YOUR GOAL:
Retype everything in the listing, leaving each line exactly as it is.

MATERIAL SUPPLIED:
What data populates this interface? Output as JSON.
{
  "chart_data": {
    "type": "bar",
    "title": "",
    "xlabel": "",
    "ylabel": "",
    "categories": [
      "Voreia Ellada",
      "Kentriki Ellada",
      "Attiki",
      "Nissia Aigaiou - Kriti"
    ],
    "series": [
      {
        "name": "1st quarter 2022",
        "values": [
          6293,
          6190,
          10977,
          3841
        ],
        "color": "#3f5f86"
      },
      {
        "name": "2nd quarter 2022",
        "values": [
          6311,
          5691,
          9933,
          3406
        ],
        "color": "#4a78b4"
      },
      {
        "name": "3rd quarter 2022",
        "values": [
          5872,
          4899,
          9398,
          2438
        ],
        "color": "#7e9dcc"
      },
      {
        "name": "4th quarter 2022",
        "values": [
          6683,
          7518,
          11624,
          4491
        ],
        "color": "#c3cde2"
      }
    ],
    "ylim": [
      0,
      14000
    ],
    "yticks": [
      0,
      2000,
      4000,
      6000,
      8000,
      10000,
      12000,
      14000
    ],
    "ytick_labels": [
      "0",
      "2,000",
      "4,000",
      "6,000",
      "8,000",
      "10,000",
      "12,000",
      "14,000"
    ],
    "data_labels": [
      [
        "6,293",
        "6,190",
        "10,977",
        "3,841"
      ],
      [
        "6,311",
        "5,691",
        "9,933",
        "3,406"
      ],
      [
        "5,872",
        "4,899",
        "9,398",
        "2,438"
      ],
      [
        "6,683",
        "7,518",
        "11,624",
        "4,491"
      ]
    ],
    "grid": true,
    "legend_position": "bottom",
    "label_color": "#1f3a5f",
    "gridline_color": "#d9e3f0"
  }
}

FINISHED ANSWER:
What data populates this interface? Output as JSON.
{
  "chart_data": {
    "type": "bar",
    "title": "",
    "xlabel": "",
    "ylabel": "",
    "categories": [
      "Voreia Ellada",
      "Kentriki Ellada",
      "Attiki",
      "Nissia Aigaiou - Kriti"
    ],
    "series": [
      {
        "name": "1st quarter 2022",
        "values": [
          6293,
          6190,
          10977,
          3841
        ],
        "color": "#3f5f86"
      },
      {
        "name": "2nd quarter 2022",
        "values": [
          6311,
          5691,
          9933,
          3406
        ],
        "color": "#4a78b4"
      },
      {
        "name": "3rd quarter 2022",
        "values": [
          5872,
          4899,
          9398,
          2438
        ],
        "color": "#7e9dcc"
      },
      {
        "name": "4th quarter 2022",
        "values": [
          6683,
          7518,
          11624,
          4491
        ],
        "color": "#c3cde2"
      }
    ],
    "ylim": [
      0,
      14000
    ],
    "yticks": [
      0,
      2000,
      4000,
      6000,
      8000,
      10000,
      12000,
      14000
    ],
    "ytick_labels": [
      "0",
      "2,000",
      "4,000",
      "6,000",
      "8,000",
      "10,000",
      "12,000",
      "14,000"
    ],
    "data_labels": [
      [
        "6,293",
        "6,190",
        "10,977",
        "3,841"
      ],
      [
        "6,311",
        "5,691",
        "9,933",
        "3,406"
      ],
      [
        "5,872",
        "4,899",
        "9,398",
        "2,438"
      ],
      [
        "6,683",
        "7,518",
        "11,624",
        "4,491"
      ]
    ],
    "grid": true,
    "legend_position": "bottom",
    "label_color": "#1f3a5f",
    "gridline_color": "#d9e3f0"
  }
}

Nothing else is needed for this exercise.